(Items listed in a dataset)
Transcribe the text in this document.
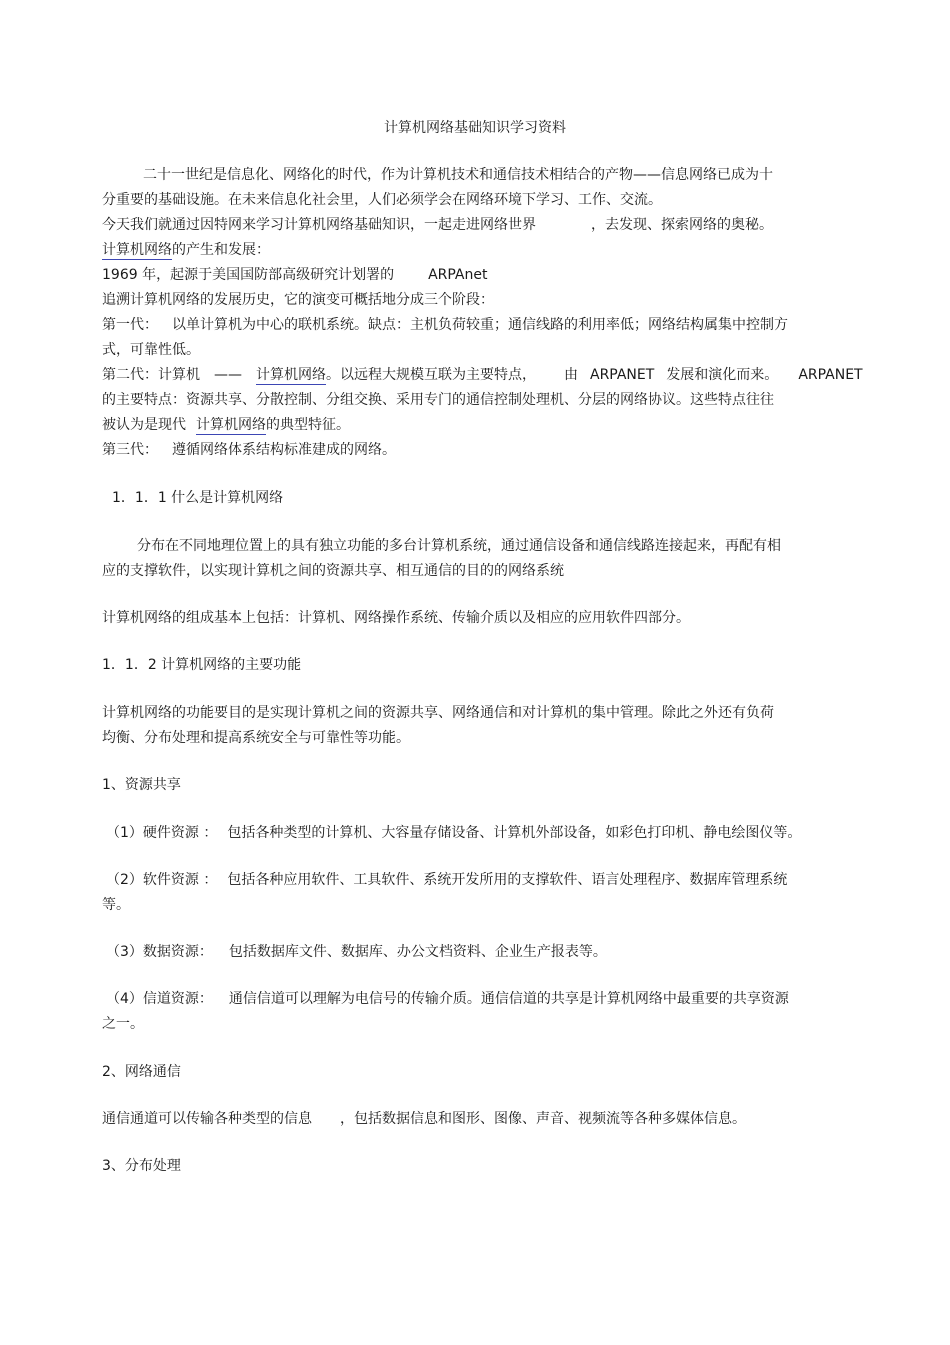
计算机网络基础知识学习资料

二十一世纪是信息化、网络化的时代，作为计算机技术和通信技术相结合的产物——信息网络已成为十

分重要的基础设施。在未来信息化社会里，人们必须学会在网络环境下学习、工作、交流。

今天我们就通过因特网来学习计算机网络基础知识，一起走进网络世界	，去发现、探索网络的奥秘。

计算机网络的产生和发展：

1969 年，起源于美国国防部高级研究计划署的 ARPAnet

追溯计算机网络的发展历史，它的演变可概括地分成三个阶段：

第一代： 以单计算机为中心的联机系统。缺点：主机负荷较重；通信线路的利用率低；网络结构属集中控制方

式，可靠性低。

第二代：计算机 —— 计算机网络。以远程大规模互联为主要特点， 由 ARPANET 发展和演化而来。 ARPANET

的主要特点：资源共享、分散控制、分组交换、采用专门的通信控制处理机、分层的网络协议。这些特点往往

被认为是现代 计算机网络的典型特征。

第三代： 遵循网络体系结构标准建成的网络。

1．1．1 什么是计算机网络

分布在不同地理位置上的具有独立功能的多台计算机系统，通过通信设备和通信线路连接起来，再配有相

应的支撑软件，以实现计算机之间的资源共享、相互通信的目的的网络系统

计算机网络的组成基本上包括：计算机、网络操作系统、传输介质以及相应的应用软件四部分。

1．1．2 计算机网络的主要功能

计算机网络的功能要目的是实现计算机之间的资源共享、网络通信和对计算机的集中管理。除此之外还有负荷

均衡、分布处理和提高系统安全与可靠性等功能。

1、资源共享

（1）硬件资源 ： 包括各种类型的计算机、大容量存储设备、计算机外部设备，如彩色打印机、静电绘图仪等。

（2）软件资源 ： 包括各种应用软件、工具软件、系统开发所用的支撑软件、语言处理程序、数据库管理系统

等。

（3）数据资源： 包括数据库文件、数据库、办公文档资料、企业生产报表等。

（4）信道资源： 通信信道可以理解为电信号的传输介质。通信信道的共享是计算机网络中最重要的共享资源

之一。

2、网络通信

通信通道可以传输各种类型的信息 ，包括数据信息和图形、图像、声音、视频流等各种多媒体信息。

3、分布处理
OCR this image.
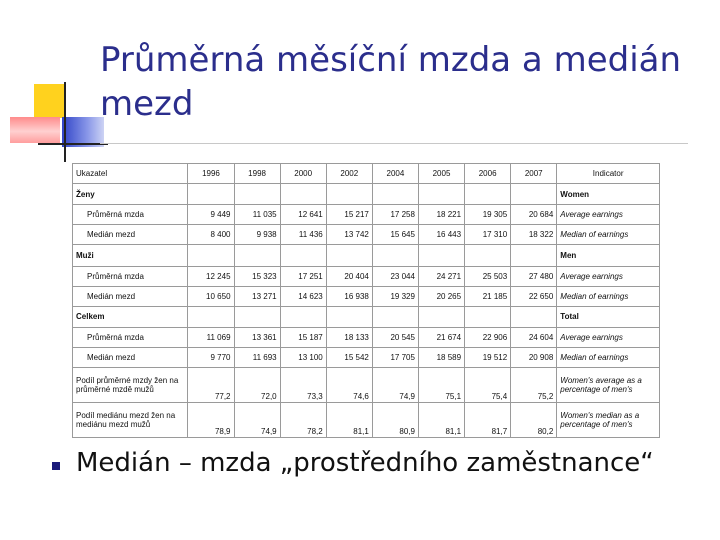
Průměrná měsíční mzda a medián mezd
Ukazatel	1996	1998	2000	2002	2004	2005	2006	2007	Indicator
Ženy									Women
Průměrná mzda	9 449	11 035	12 641	15 217	17 258	18 221	19 305	20 684	Average earnings
Medián mezd	8 400	9 938	11 436	13 742	15 645	16 443	17 310	18 322	Median of earnings
Muži									Men
Průměrná mzda	12 245	15 323	17 251	20 404	23 044	24 271	25 503	27 480	Average earnings
Medián mezd	10 650	13 271	14 623	16 938	19 329	20 265	21 185	22 650	Median of earnings
Celkem									Total
Průměrná mzda	11 069	13 361	15 187	18 133	20 545	21 674	22 906	24 604	Average earnings
Medián mezd	9 770	11 693	13 100	15 542	17 705	18 589	19 512	20 908	Median of earnings
Podíl průměrné mzdy žen na průměrné mzdě mužů	77,2	72,0	73,3	74,6	74,9	75,1	75,4	75,2	Women's average as a percentage of men's
Podíl mediánu mezd žen na mediánu mezd mužů	78,9	74,9	78,2	81,1	80,9	81,1	81,7	80,2	Women's median as a percentage of men's
Medián – mzda „prostředního zaměstnance“
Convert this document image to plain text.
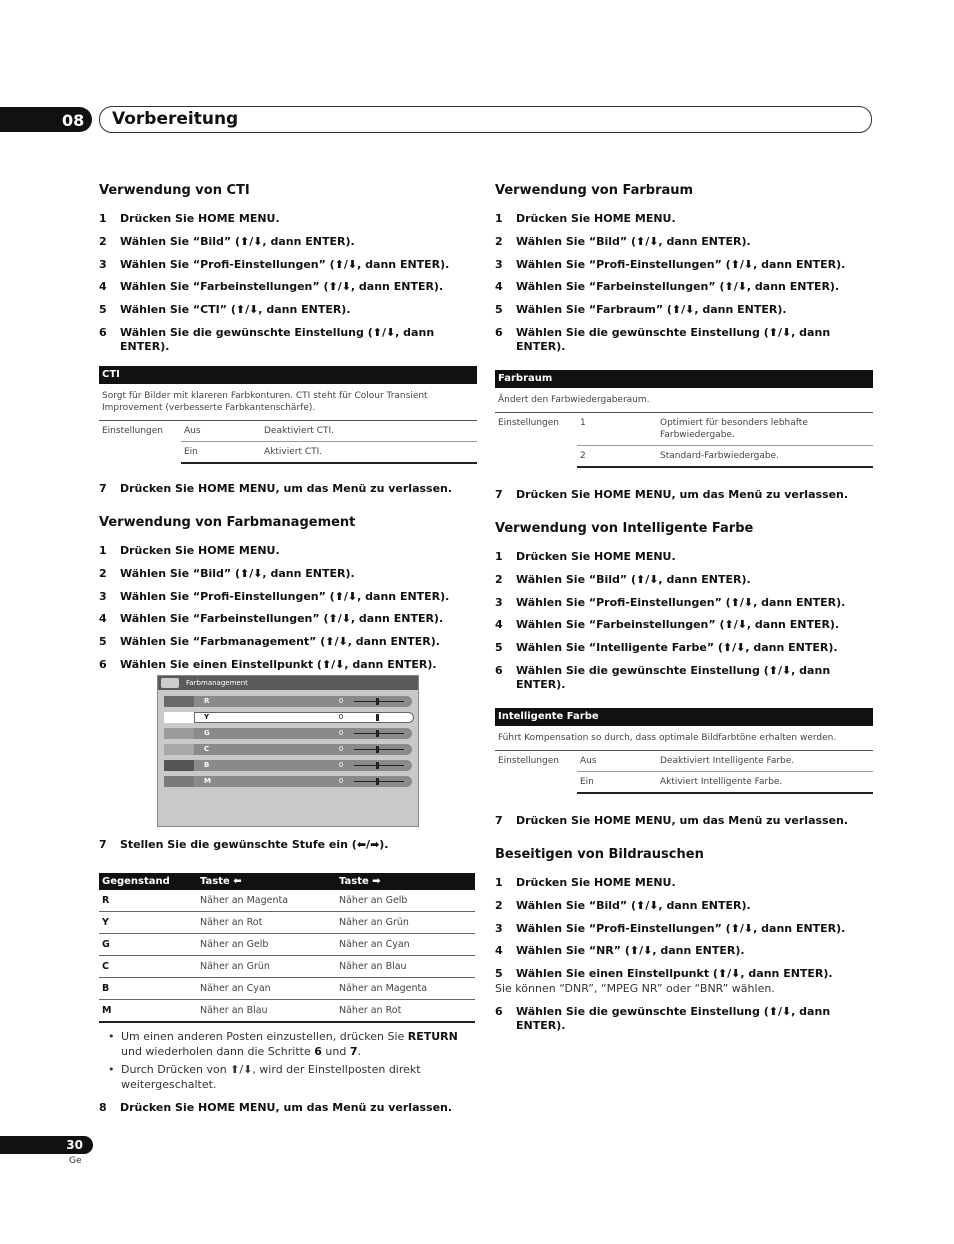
08 Vorbereitung
Verwendung von CTI
1	Drücken Sie HOME MENU.
2	Wählen Sie “Bild” (⬆/⬇, dann ENTER).
3	Wählen Sie “Profi-Einstellungen” (⬆/⬇, dann ENTER).
4	Wählen Sie “Farbeinstellungen” (⬆/⬇, dann ENTER).
5	Wählen Sie “CTI” (⬆/⬇, dann ENTER).
6	Wählen Sie die gewünschte Einstellung (⬆/⬇, dann ENTER).
CTI		
Sorgt für Bilder mit klareren Farbkonturen. CTI steht für Colour Transient Improvement (verbesserte Farbkantenschärfe).		
Einstellungen	Aus	Deaktiviert CTI.
	Ein	Aktiviert CTI.
7	Drücken Sie HOME MENU, um das Menü zu verlassen.
Verwendung von Farbmanagement
1	Drücken Sie HOME MENU.
2	Wählen Sie “Bild” (⬆/⬇, dann ENTER).
3	Wählen Sie “Profi-Einstellungen” (⬆/⬇, dann ENTER).
4	Wählen Sie “Farbeinstellungen” (⬆/⬇, dann ENTER).
5	Wählen Sie “Farbmanagement” (⬆/⬇, dann ENTER).
6	Wählen Sie einen Einstellpunkt (⬆/⬇, dann ENTER).
Farbmanagement
R	0
Y	0
G	0
C	0
B	0
M	0
7	Stellen Sie die gewünschte Stufe ein (⬅/➡).
Gegenstand	Taste ⬅	Taste ➡
R	Näher an Magenta	Näher an Gelb
Y	Näher an Rot	Näher an Grün
G	Näher an Gelb	Näher an Cyan
C	Näher an Grün	Näher an Blau
B	Näher an Cyan	Näher an Magenta
M	Näher an Blau	Näher an Rot
• Um einen anderen Posten einzustellen, drücken Sie RETURN und wiederholen dann die Schritte 6 und 7.
• Durch Drücken von ⬆/⬇, wird der Einstellposten direkt weitergeschaltet.
8	Drücken Sie HOME MENU, um das Menü zu verlassen.
Verwendung von Farbraum
1	Drücken Sie HOME MENU.
2	Wählen Sie “Bild” (⬆/⬇, dann ENTER).
3	Wählen Sie “Profi-Einstellungen” (⬆/⬇, dann ENTER).
4	Wählen Sie “Farbeinstellungen” (⬆/⬇, dann ENTER).
5	Wählen Sie “Farbraum” (⬆/⬇, dann ENTER).
6	Wählen Sie die gewünschte Einstellung (⬆/⬇, dann ENTER).
Farbraum		
Ändert den Farbwiedergaberaum.		
Einstellungen	1	Optimiert für besonders lebhafte Farbwiedergabe.
	2	Standard-Farbwiedergabe.
7	Drücken Sie HOME MENU, um das Menü zu verlassen.
Verwendung von Intelligente Farbe
1	Drücken Sie HOME MENU.
2	Wählen Sie “Bild” (⬆/⬇, dann ENTER).
3	Wählen Sie “Profi-Einstellungen” (⬆/⬇, dann ENTER).
4	Wählen Sie “Farbeinstellungen” (⬆/⬇, dann ENTER).
5	Wählen Sie “Intelligente Farbe” (⬆/⬇, dann ENTER).
6	Wählen Sie die gewünschte Einstellung (⬆/⬇, dann ENTER).
Intelligente Farbe		
Führt Kompensation so durch, dass optimale Bildfarbtöne erhalten werden.		
Einstellungen	Aus	Deaktiviert Intelligente Farbe.
	Ein	Aktiviert Intelligente Farbe.
7	Drücken Sie HOME MENU, um das Menü zu verlassen.
Beseitigen von Bildrauschen
1	Drücken Sie HOME MENU.
2	Wählen Sie “Bild” (⬆/⬇, dann ENTER).
3	Wählen Sie “Profi-Einstellungen” (⬆/⬇, dann ENTER).
4	Wählen Sie “NR” (⬆/⬇, dann ENTER).
5	Wählen Sie einen Einstellpunkt (⬆/⬇, dann ENTER).
Sie können “DNR”, “MPEG NR” oder “BNR” wählen.
6	Wählen Sie die gewünschte Einstellung (⬆/⬇, dann ENTER).
30
Ge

▶ [Set exercise]: Each record must be quoted in full and exactly. Do not include the pictures.

▶ [Task output]:
Transcribe the text in this document.
计算机网络基础知识学习资料

二十一世纪是信息化、网络化的时代，作为计算机技术和通信技术相结合的产物——信息网络已成为十

分重要的基础设施。在未来信息化社会里，人们必须学会在网络环境下学习、工作、交流。

今天我们就通过因特网来学习计算机网络基础知识，一起走进网络世界	，去发现、探索网络的奥秘。

计算机网络的产生和发展：

1969 年，起源于美国国防部高级研究计划署的 ARPAnet

追溯计算机网络的发展历史，它的演变可概括地分成三个阶段：

第一代： 以单计算机为中心的联机系统。缺点：主机负荷较重；通信线路的利用率低；网络结构属集中控制方

式，可靠性低。

第二代：计算机 —— 计算机网络。以远程大规模互联为主要特点， 由 ARPANET 发展和演化而来。 ARPANET

的主要特点：资源共享、分散控制、分组交换、采用专门的通信控制处理机、分层的网络协议。这些特点往往

被认为是现代 计算机网络的典型特征。

第三代： 遵循网络体系结构标准建成的网络。

1．1．1 什么是计算机网络

分布在不同地理位置上的具有独立功能的多台计算机系统，通过通信设备和通信线路连接起来，再配有相

应的支撑软件，以实现计算机之间的资源共享、相互通信的目的的网络系统

计算机网络的组成基本上包括：计算机、网络操作系统、传输介质以及相应的应用软件四部分。

1．1．2 计算机网络的主要功能

计算机网络的功能要目的是实现计算机之间的资源共享、网络通信和对计算机的集中管理。除此之外还有负荷

均衡、分布处理和提高系统安全与可靠性等功能。

1、资源共享

（1）硬件资源 ： 包括各种类型的计算机、大容量存储设备、计算机外部设备，如彩色打印机、静电绘图仪等。

（2）软件资源 ： 包括各种应用软件、工具软件、系统开发所用的支撑软件、语言处理程序、数据库管理系统

等。

（3）数据资源： 包括数据库文件、数据库、办公文档资料、企业生产报表等。

（4）信道资源： 通信信道可以理解为电信号的传输介质。通信信道的共享是计算机网络中最重要的共享资源

之一。

2、网络通信

通信通道可以传输各种类型的信息 ，包括数据信息和图形、图像、声音、视频流等各种多媒体信息。

3、分布处理
OCR this image.
Průměrná měsíční mzda a medián mezd
Ukazatel	1996	1998	2000	2002	2004	2005	2006	2007	Indicator
Ženy									Women
Průměrná mzda	9 449	11 035	12 641	15 217	17 258	18 221	19 305	20 684	Average earnings
Medián mezd	8 400	9 938	11 436	13 742	15 645	16 443	17 310	18 322	Median of earnings
Muži									Men
Průměrná mzda	12 245	15 323	17 251	20 404	23 044	24 271	25 503	27 480	Average earnings
Medián mezd	10 650	13 271	14 623	16 938	19 329	20 265	21 185	22 650	Median of earnings
Celkem									Total
Průměrná mzda	11 069	13 361	15 187	18 133	20 545	21 674	22 906	24 604	Average earnings
Medián mezd	9 770	11 693	13 100	15 542	17 705	18 589	19 512	20 908	Median of earnings
Podíl průměrné mzdy žen na průměrné mzdě mužů	77,2	72,0	73,3	74,6	74,9	75,1	75,4	75,2	Women's average as a percentage of men's
Podíl mediánu mezd žen na mediánu mezd mužů	78,9	74,9	78,2	81,1	80,9	81,1	81,7	80,2	Women's median as a percentage of men's
Medián – mzda „prostředního zaměstnance“
Convert this document image to plain text.
08 Vorbereitung
Verwendung von CTI
1	Drücken Sie HOME MENU.
2	Wählen Sie “Bild” (⬆/⬇, dann ENTER).
3	Wählen Sie “Profi-Einstellungen” (⬆/⬇, dann ENTER).
4	Wählen Sie “Farbeinstellungen” (⬆/⬇, dann ENTER).
5	Wählen Sie “CTI” (⬆/⬇, dann ENTER).
6	Wählen Sie die gewünschte Einstellung (⬆/⬇, dann ENTER).
CTI		
Sorgt für Bilder mit klareren Farbkonturen. CTI steht für Colour Transient Improvement (verbesserte Farbkantenschärfe).		
Einstellungen	Aus	Deaktiviert CTI.
	Ein	Aktiviert CTI.
7	Drücken Sie HOME MENU, um das Menü zu verlassen.
Verwendung von Farbmanagement
1	Drücken Sie HOME MENU.
2	Wählen Sie “Bild” (⬆/⬇, dann ENTER).
3	Wählen Sie “Profi-Einstellungen” (⬆/⬇, dann ENTER).
4	Wählen Sie “Farbeinstellungen” (⬆/⬇, dann ENTER).
5	Wählen Sie “Farbmanagement” (⬆/⬇, dann ENTER).
6	Wählen Sie einen Einstellpunkt (⬆/⬇, dann ENTER).
Farbmanagement
R	0
Y	0
G	0
C	0
B	0
M	0
7	Stellen Sie die gewünschte Stufe ein (⬅/➡).
Gegenstand	Taste ⬅	Taste ➡
R	Näher an Magenta	Näher an Gelb
Y	Näher an Rot	Näher an Grün
G	Näher an Gelb	Näher an Cyan
C	Näher an Grün	Näher an Blau
B	Näher an Cyan	Näher an Magenta
M	Näher an Blau	Näher an Rot
• Um einen anderen Posten einzustellen, drücken Sie RETURN und wiederholen dann die Schritte 6 und 7.
• Durch Drücken von ⬆/⬇, wird der Einstellposten direkt weitergeschaltet.
8	Drücken Sie HOME MENU, um das Menü zu verlassen.
Verwendung von Farbraum
1	Drücken Sie HOME MENU.
2	Wählen Sie “Bild” (⬆/⬇, dann ENTER).
3	Wählen Sie “Profi-Einstellungen” (⬆/⬇, dann ENTER).
4	Wählen Sie “Farbeinstellungen” (⬆/⬇, dann ENTER).
5	Wählen Sie “Farbraum” (⬆/⬇, dann ENTER).
6	Wählen Sie die gewünschte Einstellung (⬆/⬇, dann ENTER).
Farbraum		
Ändert den Farbwiedergaberaum.		
Einstellungen	1	Optimiert für besonders lebhafte Farbwiedergabe.
	2	Standard-Farbwiedergabe.
7	Drücken Sie HOME MENU, um das Menü zu verlassen.
Verwendung von Intelligente Farbe
1	Drücken Sie HOME MENU.
2	Wählen Sie “Bild” (⬆/⬇, dann ENTER).
3	Wählen Sie “Profi-Einstellungen” (⬆/⬇, dann ENTER).
4	Wählen Sie “Farbeinstellungen” (⬆/⬇, dann ENTER).
5	Wählen Sie “Intelligente Farbe” (⬆/⬇, dann ENTER).
6	Wählen Sie die gewünschte Einstellung (⬆/⬇, dann ENTER).
Intelligente Farbe		
Führt Kompensation so durch, dass optimale Bildfarbtöne erhalten werden.		
Einstellungen	Aus	Deaktiviert Intelligente Farbe.
	Ein	Aktiviert Intelligente Farbe.
7	Drücken Sie HOME MENU, um das Menü zu verlassen.
Beseitigen von Bildrauschen
1	Drücken Sie HOME MENU.
2	Wählen Sie “Bild” (⬆/⬇, dann ENTER).
3	Wählen Sie “Profi-Einstellungen” (⬆/⬇, dann ENTER).
4	Wählen Sie “NR” (⬆/⬇, dann ENTER).
5	Wählen Sie einen Einstellpunkt (⬆/⬇, dann ENTER).
Sie können “DNR”, “MPEG NR” oder “BNR” wählen.
6	Wählen Sie die gewünschte Einstellung (⬆/⬇, dann ENTER).
30
Ge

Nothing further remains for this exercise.